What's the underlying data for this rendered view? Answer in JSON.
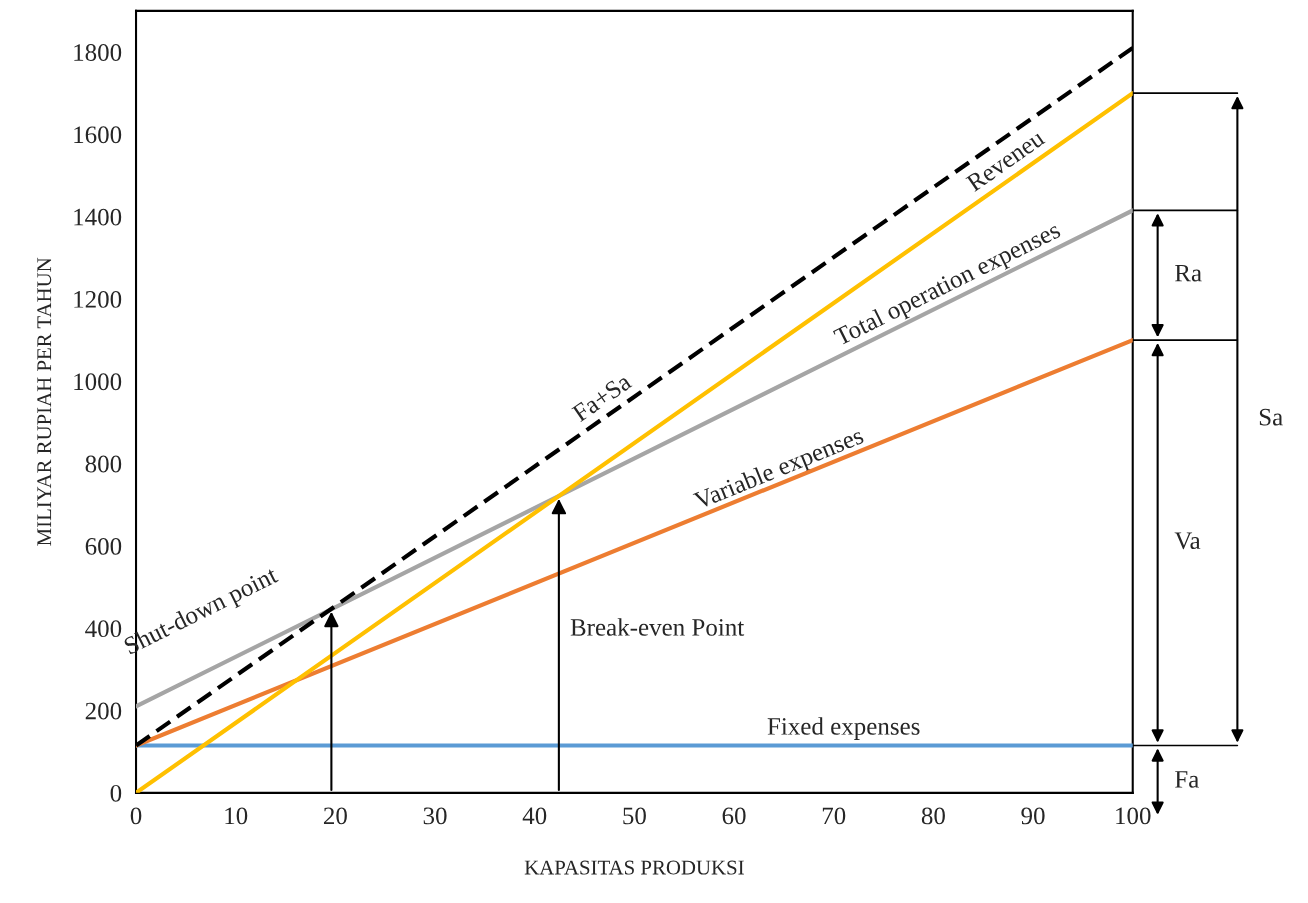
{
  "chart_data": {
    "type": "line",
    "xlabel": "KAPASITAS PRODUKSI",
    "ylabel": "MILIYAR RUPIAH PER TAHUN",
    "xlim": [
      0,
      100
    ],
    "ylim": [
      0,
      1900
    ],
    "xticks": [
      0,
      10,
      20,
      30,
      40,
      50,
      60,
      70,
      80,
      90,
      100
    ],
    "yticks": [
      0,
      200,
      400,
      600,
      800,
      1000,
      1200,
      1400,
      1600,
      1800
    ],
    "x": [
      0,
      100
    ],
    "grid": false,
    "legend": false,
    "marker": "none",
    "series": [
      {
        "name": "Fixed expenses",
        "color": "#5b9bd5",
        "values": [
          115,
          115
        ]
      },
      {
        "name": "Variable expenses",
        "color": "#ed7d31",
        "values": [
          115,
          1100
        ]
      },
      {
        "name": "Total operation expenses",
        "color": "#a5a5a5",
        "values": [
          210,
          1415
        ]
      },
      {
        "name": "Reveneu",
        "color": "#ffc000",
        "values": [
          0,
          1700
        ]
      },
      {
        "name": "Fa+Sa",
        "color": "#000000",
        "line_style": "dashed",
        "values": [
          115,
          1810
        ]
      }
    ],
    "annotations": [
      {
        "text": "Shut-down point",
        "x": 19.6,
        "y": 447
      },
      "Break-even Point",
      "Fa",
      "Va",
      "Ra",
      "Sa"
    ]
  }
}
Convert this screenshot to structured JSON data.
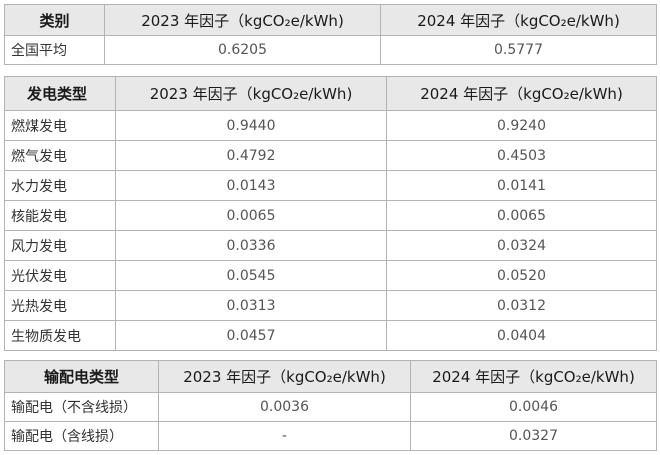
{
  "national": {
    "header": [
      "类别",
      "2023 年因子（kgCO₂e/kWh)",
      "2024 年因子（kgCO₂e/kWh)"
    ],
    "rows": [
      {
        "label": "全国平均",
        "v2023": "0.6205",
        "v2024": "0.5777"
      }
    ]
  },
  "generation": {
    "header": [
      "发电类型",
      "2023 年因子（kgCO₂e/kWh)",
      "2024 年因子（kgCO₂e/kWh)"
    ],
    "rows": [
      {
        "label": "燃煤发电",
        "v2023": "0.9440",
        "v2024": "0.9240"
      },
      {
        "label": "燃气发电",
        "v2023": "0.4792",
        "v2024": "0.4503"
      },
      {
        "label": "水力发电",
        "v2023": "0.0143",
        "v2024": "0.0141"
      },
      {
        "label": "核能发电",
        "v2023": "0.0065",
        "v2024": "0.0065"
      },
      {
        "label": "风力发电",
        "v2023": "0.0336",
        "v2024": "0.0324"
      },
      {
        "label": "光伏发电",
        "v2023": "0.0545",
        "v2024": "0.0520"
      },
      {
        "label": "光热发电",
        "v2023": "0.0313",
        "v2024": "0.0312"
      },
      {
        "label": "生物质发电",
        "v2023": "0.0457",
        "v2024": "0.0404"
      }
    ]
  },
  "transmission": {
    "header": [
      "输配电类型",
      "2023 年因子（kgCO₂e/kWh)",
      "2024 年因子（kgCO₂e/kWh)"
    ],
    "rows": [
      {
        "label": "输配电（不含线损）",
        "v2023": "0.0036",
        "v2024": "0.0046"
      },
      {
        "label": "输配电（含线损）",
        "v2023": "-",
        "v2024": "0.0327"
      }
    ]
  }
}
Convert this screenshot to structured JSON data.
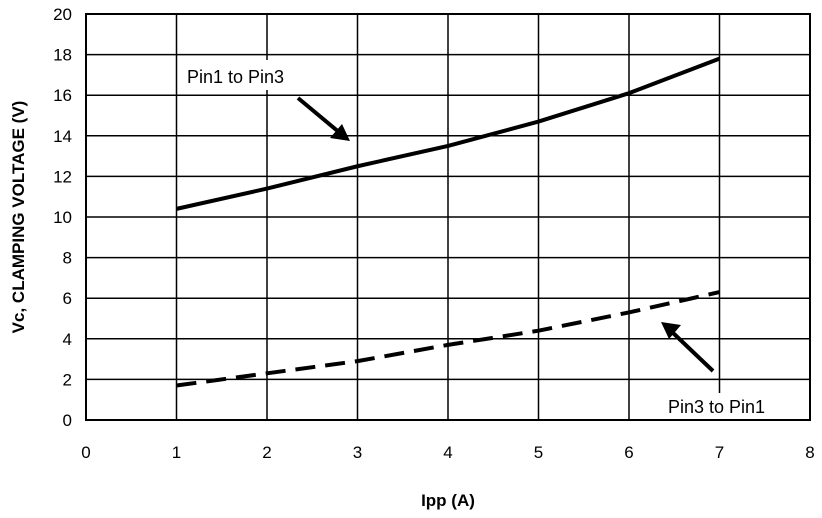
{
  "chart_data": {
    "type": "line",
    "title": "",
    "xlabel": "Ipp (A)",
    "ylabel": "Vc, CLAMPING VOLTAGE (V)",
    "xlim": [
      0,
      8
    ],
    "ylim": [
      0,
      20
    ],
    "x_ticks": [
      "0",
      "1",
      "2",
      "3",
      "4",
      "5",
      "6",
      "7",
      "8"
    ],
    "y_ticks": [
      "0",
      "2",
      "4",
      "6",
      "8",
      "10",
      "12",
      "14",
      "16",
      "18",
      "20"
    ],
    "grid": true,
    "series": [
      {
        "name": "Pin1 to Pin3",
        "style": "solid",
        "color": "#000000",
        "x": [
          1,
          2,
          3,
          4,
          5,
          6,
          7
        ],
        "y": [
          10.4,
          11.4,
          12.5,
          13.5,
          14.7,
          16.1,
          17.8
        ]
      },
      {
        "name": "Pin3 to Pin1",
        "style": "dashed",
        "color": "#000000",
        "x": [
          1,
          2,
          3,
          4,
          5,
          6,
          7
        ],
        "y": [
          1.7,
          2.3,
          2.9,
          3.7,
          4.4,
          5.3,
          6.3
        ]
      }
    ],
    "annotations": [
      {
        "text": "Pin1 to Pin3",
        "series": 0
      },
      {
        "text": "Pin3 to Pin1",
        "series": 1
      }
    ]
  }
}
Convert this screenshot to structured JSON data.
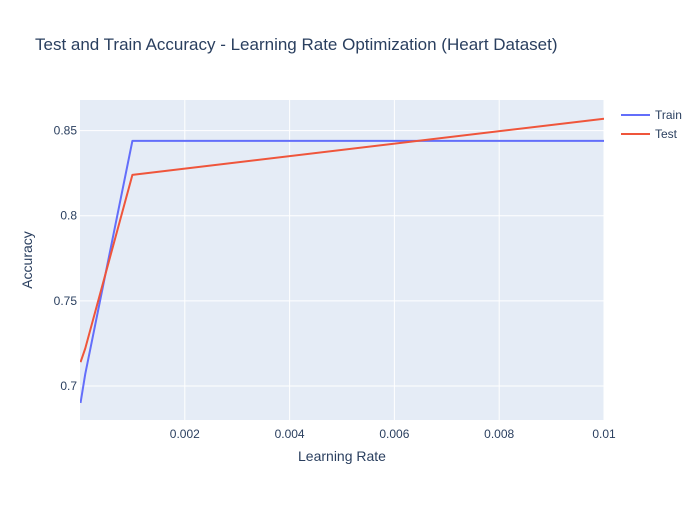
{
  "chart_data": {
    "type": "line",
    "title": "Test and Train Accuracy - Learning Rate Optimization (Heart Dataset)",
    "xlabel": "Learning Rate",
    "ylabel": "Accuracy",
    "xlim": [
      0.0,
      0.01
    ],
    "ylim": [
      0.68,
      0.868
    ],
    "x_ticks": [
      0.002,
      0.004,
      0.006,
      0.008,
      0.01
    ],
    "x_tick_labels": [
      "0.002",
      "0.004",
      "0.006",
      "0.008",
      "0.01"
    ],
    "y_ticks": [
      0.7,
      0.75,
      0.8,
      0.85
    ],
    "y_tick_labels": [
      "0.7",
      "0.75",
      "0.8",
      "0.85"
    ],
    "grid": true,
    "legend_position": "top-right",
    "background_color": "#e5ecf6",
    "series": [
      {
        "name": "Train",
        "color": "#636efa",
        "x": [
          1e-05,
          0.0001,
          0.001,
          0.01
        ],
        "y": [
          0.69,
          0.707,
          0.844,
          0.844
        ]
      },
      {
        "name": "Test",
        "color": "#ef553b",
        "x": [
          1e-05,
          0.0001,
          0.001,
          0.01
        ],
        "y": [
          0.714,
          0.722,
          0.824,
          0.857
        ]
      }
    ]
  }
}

----

Give an exact copy of the material, leaving out every picture.

Solution below:
What's the underlying data for this rendered view? Answer in JSON.
{
  "chart_data": {
    "type": "line",
    "xlabel": "KAPASITAS PRODUKSI",
    "ylabel": "MILIYAR RUPIAH PER TAHUN",
    "xlim": [
      0,
      100
    ],
    "ylim": [
      0,
      1900
    ],
    "xticks": [
      0,
      10,
      20,
      30,
      40,
      50,
      60,
      70,
      80,
      90,
      100
    ],
    "yticks": [
      0,
      200,
      400,
      600,
      800,
      1000,
      1200,
      1400,
      1600,
      1800
    ],
    "x": [
      0,
      100
    ],
    "grid": false,
    "legend": false,
    "marker": "none",
    "series": [
      {
        "name": "Fixed expenses",
        "color": "#5b9bd5",
        "values": [
          115,
          115
        ]
      },
      {
        "name": "Variable expenses",
        "color": "#ed7d31",
        "values": [
          115,
          1100
        ]
      },
      {
        "name": "Total operation expenses",
        "color": "#a5a5a5",
        "values": [
          210,
          1415
        ]
      },
      {
        "name": "Reveneu",
        "color": "#ffc000",
        "values": [
          0,
          1700
        ]
      },
      {
        "name": "Fa+Sa",
        "color": "#000000",
        "line_style": "dashed",
        "values": [
          115,
          1810
        ]
      }
    ],
    "annotations": [
      {
        "text": "Shut-down point",
        "x": 19.6,
        "y": 447
      },
      "Break-even Point",
      "Fa",
      "Va",
      "Ra",
      "Sa"
    ]
  }
}
Convert this screenshot to structured JSON data.
{
  "national": {
    "header": [
      "类别",
      "2023 年因子（kgCO₂e/kWh)",
      "2024 年因子（kgCO₂e/kWh)"
    ],
    "rows": [
      {
        "label": "全国平均",
        "v2023": "0.6205",
        "v2024": "0.5777"
      }
    ]
  },
  "generation": {
    "header": [
      "发电类型",
      "2023 年因子（kgCO₂e/kWh)",
      "2024 年因子（kgCO₂e/kWh)"
    ],
    "rows": [
      {
        "label": "燃煤发电",
        "v2023": "0.9440",
        "v2024": "0.9240"
      },
      {
        "label": "燃气发电",
        "v2023": "0.4792",
        "v2024": "0.4503"
      },
      {
        "label": "水力发电",
        "v2023": "0.0143",
        "v2024": "0.0141"
      },
      {
        "label": "核能发电",
        "v2023": "0.0065",
        "v2024": "0.0065"
      },
      {
        "label": "风力发电",
        "v2023": "0.0336",
        "v2024": "0.0324"
      },
      {
        "label": "光伏发电",
        "v2023": "0.0545",
        "v2024": "0.0520"
      },
      {
        "label": "光热发电",
        "v2023": "0.0313",
        "v2024": "0.0312"
      },
      {
        "label": "生物质发电",
        "v2023": "0.0457",
        "v2024": "0.0404"
      }
    ]
  },
  "transmission": {
    "header": [
      "输配电类型",
      "2023 年因子（kgCO₂e/kWh)",
      "2024 年因子（kgCO₂e/kWh)"
    ],
    "rows": [
      {
        "label": "输配电（不含线损）",
        "v2023": "0.0036",
        "v2024": "0.0046"
      },
      {
        "label": "输配电（含线损）",
        "v2023": "-",
        "v2024": "0.0327"
      }
    ]
  }
}
Convert this screenshot to structured JSON data.
{
  "chart_data": {
    "type": "line",
    "title": "",
    "xlabel": "Ipp (A)",
    "ylabel": "Vc, CLAMPING VOLTAGE (V)",
    "xlim": [
      0,
      8
    ],
    "ylim": [
      0,
      20
    ],
    "x_ticks": [
      "0",
      "1",
      "2",
      "3",
      "4",
      "5",
      "6",
      "7",
      "8"
    ],
    "y_ticks": [
      "0",
      "2",
      "4",
      "6",
      "8",
      "10",
      "12",
      "14",
      "16",
      "18",
      "20"
    ],
    "grid": true,
    "series": [
      {
        "name": "Pin1 to Pin3",
        "style": "solid",
        "color": "#000000",
        "x": [
          1,
          2,
          3,
          4,
          5,
          6,
          7
        ],
        "y": [
          10.4,
          11.4,
          12.5,
          13.5,
          14.7,
          16.1,
          17.8
        ]
      },
      {
        "name": "Pin3 to Pin1",
        "style": "dashed",
        "color": "#000000",
        "x": [
          1,
          2,
          3,
          4,
          5,
          6,
          7
        ],
        "y": [
          1.7,
          2.3,
          2.9,
          3.7,
          4.4,
          5.3,
          6.3
        ]
      }
    ],
    "annotations": [
      {
        "text": "Pin1 to Pin3",
        "series": 0
      },
      {
        "text": "Pin3 to Pin1",
        "series": 1
      }
    ]
  }
}
Convert this screenshot to structured JSON data.
{
  "chart_data": {
    "type": "line",
    "title": "Test and Train Accuracy - Learning Rate Optimization (Heart Dataset)",
    "xlabel": "Learning Rate",
    "ylabel": "Accuracy",
    "xlim": [
      0.0,
      0.01
    ],
    "ylim": [
      0.68,
      0.868
    ],
    "x_ticks": [
      0.002,
      0.004,
      0.006,
      0.008,
      0.01
    ],
    "x_tick_labels": [
      "0.002",
      "0.004",
      "0.006",
      "0.008",
      "0.01"
    ],
    "y_ticks": [
      0.7,
      0.75,
      0.8,
      0.85
    ],
    "y_tick_labels": [
      "0.7",
      "0.75",
      "0.8",
      "0.85"
    ],
    "grid": true,
    "legend_position": "top-right",
    "background_color": "#e5ecf6",
    "series": [
      {
        "name": "Train",
        "color": "#636efa",
        "x": [
          1e-05,
          0.0001,
          0.001,
          0.01
        ],
        "y": [
          0.69,
          0.707,
          0.844,
          0.844
        ]
      },
      {
        "name": "Test",
        "color": "#ef553b",
        "x": [
          1e-05,
          0.0001,
          0.001,
          0.01
        ],
        "y": [
          0.714,
          0.722,
          0.824,
          0.857
        ]
      }
    ]
  }
}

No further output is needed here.